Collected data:
_ _ _ _ _

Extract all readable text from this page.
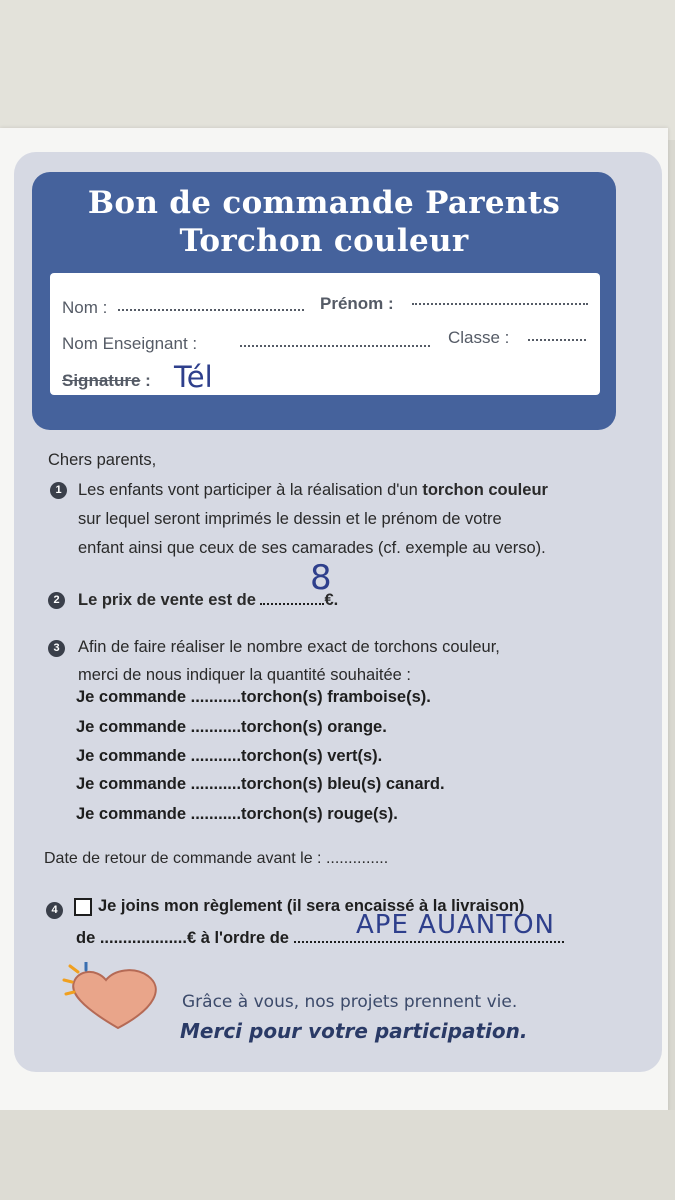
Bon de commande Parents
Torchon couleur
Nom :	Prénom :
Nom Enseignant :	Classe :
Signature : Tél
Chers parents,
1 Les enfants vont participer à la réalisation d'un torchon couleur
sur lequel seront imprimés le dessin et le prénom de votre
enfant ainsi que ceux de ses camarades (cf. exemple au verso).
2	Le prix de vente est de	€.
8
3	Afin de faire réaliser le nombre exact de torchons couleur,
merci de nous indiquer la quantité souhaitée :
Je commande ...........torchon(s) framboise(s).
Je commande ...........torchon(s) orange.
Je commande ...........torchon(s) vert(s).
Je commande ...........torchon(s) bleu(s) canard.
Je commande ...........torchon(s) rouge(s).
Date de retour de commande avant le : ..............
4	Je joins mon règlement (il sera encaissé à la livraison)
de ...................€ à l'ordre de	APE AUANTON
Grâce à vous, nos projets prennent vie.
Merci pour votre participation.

_ _ _ _ _

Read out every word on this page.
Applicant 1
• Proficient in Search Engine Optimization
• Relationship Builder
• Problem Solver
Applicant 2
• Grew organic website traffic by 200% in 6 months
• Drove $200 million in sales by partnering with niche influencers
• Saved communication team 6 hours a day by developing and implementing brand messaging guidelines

_ _ _ _ _

GOAL:
Copy in full each line that holds the word "couleur".

RESULT OF THIS TASK:
Torchon couleur
1 Les enfants vont participer à la réalisation d'un torchon couleur
3	Afin de faire réaliser le nombre exact de torchons couleur,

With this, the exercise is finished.